Saved entries
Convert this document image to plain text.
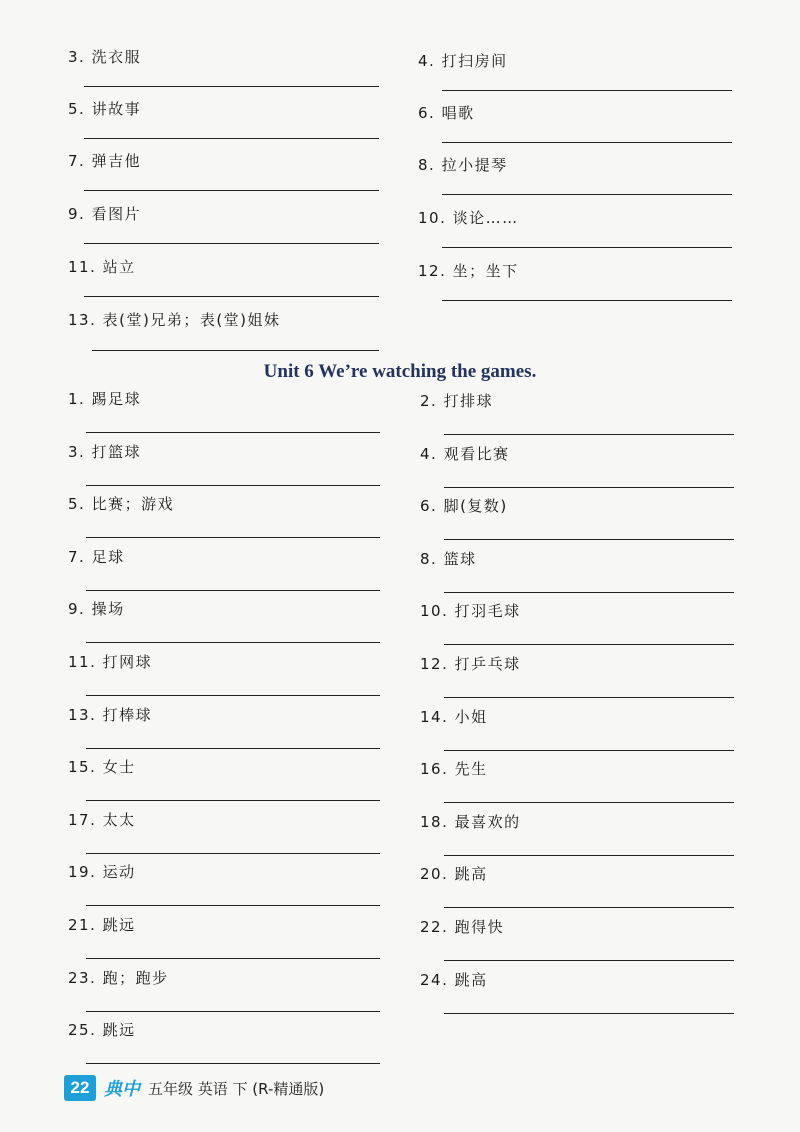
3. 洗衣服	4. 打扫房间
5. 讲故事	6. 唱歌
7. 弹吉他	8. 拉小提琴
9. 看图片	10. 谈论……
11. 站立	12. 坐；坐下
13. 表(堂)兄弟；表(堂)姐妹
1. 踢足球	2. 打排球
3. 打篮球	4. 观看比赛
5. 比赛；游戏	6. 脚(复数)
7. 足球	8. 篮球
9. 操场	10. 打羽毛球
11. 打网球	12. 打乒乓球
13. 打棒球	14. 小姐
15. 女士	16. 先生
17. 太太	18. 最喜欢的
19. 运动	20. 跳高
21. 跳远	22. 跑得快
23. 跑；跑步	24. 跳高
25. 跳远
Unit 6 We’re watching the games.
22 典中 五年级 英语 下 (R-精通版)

GOAL → Without the images, write out each line of the data verbatim.

TASK RESPONSE →
Convert this document image to plain text.
3. 洗衣服	4. 打扫房间
5. 讲故事	6. 唱歌
7. 弹吉他	8. 拉小提琴
9. 看图片	10. 谈论……
11. 站立	12. 坐；坐下
13. 表(堂)兄弟；表(堂)姐妹
1. 踢足球	2. 打排球
3. 打篮球	4. 观看比赛
5. 比赛；游戏	6. 脚(复数)
7. 足球	8. 篮球
9. 操场	10. 打羽毛球
11. 打网球	12. 打乒乓球
13. 打棒球	14. 小姐
15. 女士	16. 先生
17. 太太	18. 最喜欢的
19. 运动	20. 跳高
21. 跳远	22. 跑得快
23. 跑；跑步	24. 跳高
25. 跳远
Unit 6 We’re watching the games.
22 典中 五年级 英语 下 (R-精通版)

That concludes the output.